## What you will do:
All entries should be output exactly as they stand.
● ● ● ● ● ● ●
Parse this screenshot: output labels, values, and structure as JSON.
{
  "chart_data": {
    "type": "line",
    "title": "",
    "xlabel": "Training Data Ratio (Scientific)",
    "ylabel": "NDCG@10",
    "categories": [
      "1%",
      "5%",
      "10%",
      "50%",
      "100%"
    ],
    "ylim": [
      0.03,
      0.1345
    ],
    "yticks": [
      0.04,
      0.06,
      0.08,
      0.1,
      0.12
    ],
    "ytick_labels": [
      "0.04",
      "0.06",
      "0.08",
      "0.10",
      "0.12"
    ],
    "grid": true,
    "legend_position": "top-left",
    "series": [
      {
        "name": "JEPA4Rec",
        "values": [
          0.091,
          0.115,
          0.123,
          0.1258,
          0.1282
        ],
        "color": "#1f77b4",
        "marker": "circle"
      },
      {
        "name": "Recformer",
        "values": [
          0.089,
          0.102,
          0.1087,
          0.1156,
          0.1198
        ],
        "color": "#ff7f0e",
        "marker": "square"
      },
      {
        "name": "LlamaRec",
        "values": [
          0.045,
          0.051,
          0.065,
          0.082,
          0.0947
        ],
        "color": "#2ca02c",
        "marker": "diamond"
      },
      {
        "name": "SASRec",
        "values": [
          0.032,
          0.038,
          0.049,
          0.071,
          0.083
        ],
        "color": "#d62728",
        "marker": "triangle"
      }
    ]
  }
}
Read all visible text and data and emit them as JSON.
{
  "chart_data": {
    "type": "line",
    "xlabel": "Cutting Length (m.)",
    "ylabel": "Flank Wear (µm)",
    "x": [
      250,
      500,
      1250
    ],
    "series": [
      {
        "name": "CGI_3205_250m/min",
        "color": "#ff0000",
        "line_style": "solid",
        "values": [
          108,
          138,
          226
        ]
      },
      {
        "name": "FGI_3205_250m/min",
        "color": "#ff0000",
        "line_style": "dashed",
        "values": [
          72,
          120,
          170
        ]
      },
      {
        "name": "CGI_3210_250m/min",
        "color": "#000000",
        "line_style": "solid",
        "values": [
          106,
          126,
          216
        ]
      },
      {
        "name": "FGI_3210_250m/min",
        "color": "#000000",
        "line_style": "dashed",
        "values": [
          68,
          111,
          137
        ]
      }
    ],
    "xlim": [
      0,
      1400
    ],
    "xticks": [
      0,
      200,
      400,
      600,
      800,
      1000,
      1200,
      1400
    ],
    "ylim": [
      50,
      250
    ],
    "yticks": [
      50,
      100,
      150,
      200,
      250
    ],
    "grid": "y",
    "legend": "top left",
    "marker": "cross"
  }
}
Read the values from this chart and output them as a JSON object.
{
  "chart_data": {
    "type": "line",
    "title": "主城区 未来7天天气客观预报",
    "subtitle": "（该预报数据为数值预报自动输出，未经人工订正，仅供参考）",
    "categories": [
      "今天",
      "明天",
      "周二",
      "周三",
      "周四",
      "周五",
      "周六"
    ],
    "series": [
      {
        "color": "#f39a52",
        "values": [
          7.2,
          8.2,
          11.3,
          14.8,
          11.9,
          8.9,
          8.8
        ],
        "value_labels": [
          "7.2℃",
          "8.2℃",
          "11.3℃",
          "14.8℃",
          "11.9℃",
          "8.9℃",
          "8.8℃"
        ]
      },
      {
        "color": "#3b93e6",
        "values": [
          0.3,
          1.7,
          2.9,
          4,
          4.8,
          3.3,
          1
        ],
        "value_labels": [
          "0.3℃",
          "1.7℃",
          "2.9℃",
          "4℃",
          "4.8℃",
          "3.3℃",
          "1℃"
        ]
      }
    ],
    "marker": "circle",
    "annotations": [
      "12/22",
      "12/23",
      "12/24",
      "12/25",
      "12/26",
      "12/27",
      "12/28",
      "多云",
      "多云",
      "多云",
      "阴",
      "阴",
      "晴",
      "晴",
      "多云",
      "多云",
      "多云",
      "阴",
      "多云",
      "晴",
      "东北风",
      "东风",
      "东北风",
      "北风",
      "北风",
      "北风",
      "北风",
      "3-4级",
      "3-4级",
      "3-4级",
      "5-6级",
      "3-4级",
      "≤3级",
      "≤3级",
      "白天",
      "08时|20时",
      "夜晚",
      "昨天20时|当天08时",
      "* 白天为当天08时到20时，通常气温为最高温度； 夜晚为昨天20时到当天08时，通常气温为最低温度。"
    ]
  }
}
● ● ● ● ● ● ●
## Result for this exercise:
Parse this screenshot: output labels, values, and structure as JSON.
{
  "chart_data": {
    "type": "line",
    "title": "",
    "xlabel": "Training Data Ratio (Scientific)",
    "ylabel": "NDCG@10",
    "categories": [
      "1%",
      "5%",
      "10%",
      "50%",
      "100%"
    ],
    "ylim": [
      0.03,
      0.1345
    ],
    "yticks": [
      0.04,
      0.06,
      0.08,
      0.1,
      0.12
    ],
    "ytick_labels": [
      "0.04",
      "0.06",
      "0.08",
      "0.10",
      "0.12"
    ],
    "grid": true,
    "legend_position": "top-left",
    "series": [
      {
        "name": "JEPA4Rec",
        "values": [
          0.091,
          0.115,
          0.123,
          0.1258,
          0.1282
        ],
        "color": "#1f77b4",
        "marker": "circle"
      },
      {
        "name": "Recformer",
        "values": [
          0.089,
          0.102,
          0.1087,
          0.1156,
          0.1198
        ],
        "color": "#ff7f0e",
        "marker": "square"
      },
      {
        "name": "LlamaRec",
        "values": [
          0.045,
          0.051,
          0.065,
          0.082,
          0.0947
        ],
        "color": "#2ca02c",
        "marker": "diamond"
      },
      {
        "name": "SASRec",
        "values": [
          0.032,
          0.038,
          0.049,
          0.071,
          0.083
        ],
        "color": "#d62728",
        "marker": "triangle"
      }
    ]
  }
}
Read all visible text and data and emit them as JSON.
{
  "chart_data": {
    "type": "line",
    "xlabel": "Cutting Length (m.)",
    "ylabel": "Flank Wear (µm)",
    "x": [
      250,
      500,
      1250
    ],
    "series": [
      {
        "name": "CGI_3205_250m/min",
        "color": "#ff0000",
        "line_style": "solid",
        "values": [
          108,
          138,
          226
        ]
      },
      {
        "name": "FGI_3205_250m/min",
        "color": "#ff0000",
        "line_style": "dashed",
        "values": [
          72,
          120,
          170
        ]
      },
      {
        "name": "CGI_3210_250m/min",
        "color": "#000000",
        "line_style": "solid",
        "values": [
          106,
          126,
          216
        ]
      },
      {
        "name": "FGI_3210_250m/min",
        "color": "#000000",
        "line_style": "dashed",
        "values": [
          68,
          111,
          137
        ]
      }
    ],
    "xlim": [
      0,
      1400
    ],
    "xticks": [
      0,
      200,
      400,
      600,
      800,
      1000,
      1200,
      1400
    ],
    "ylim": [
      50,
      250
    ],
    "yticks": [
      50,
      100,
      150,
      200,
      250
    ],
    "grid": "y",
    "legend": "top left",
    "marker": "cross"
  }
}
Read the values from this chart and output them as a JSON object.
{
  "chart_data": {
    "type": "line",
    "title": "主城区 未来7天天气客观预报",
    "subtitle": "（该预报数据为数值预报自动输出，未经人工订正，仅供参考）",
    "categories": [
      "今天",
      "明天",
      "周二",
      "周三",
      "周四",
      "周五",
      "周六"
    ],
    "series": [
      {
        "color": "#f39a52",
        "values": [
          7.2,
          8.2,
          11.3,
          14.8,
          11.9,
          8.9,
          8.8
        ],
        "value_labels": [
          "7.2℃",
          "8.2℃",
          "11.3℃",
          "14.8℃",
          "11.9℃",
          "8.9℃",
          "8.8℃"
        ]
      },
      {
        "color": "#3b93e6",
        "values": [
          0.3,
          1.7,
          2.9,
          4,
          4.8,
          3.3,
          1
        ],
        "value_labels": [
          "0.3℃",
          "1.7℃",
          "2.9℃",
          "4℃",
          "4.8℃",
          "3.3℃",
          "1℃"
        ]
      }
    ],
    "marker": "circle",
    "annotations": [
      "12/22",
      "12/23",
      "12/24",
      "12/25",
      "12/26",
      "12/27",
      "12/28",
      "多云",
      "多云",
      "多云",
      "阴",
      "阴",
      "晴",
      "晴",
      "多云",
      "多云",
      "多云",
      "阴",
      "多云",
      "晴",
      "东北风",
      "东风",
      "东北风",
      "北风",
      "北风",
      "北风",
      "北风",
      "3-4级",
      "3-4级",
      "3-4级",
      "5-6级",
      "3-4级",
      "≤3级",
      "≤3级",
      "白天",
      "08时|20时",
      "夜晚",
      "昨天20时|当天08时",
      "* 白天为当天08时到20时，通常气温为最高温度； 夜晚为昨天20时到当天08时，通常气温为最低温度。"
    ]
  }
}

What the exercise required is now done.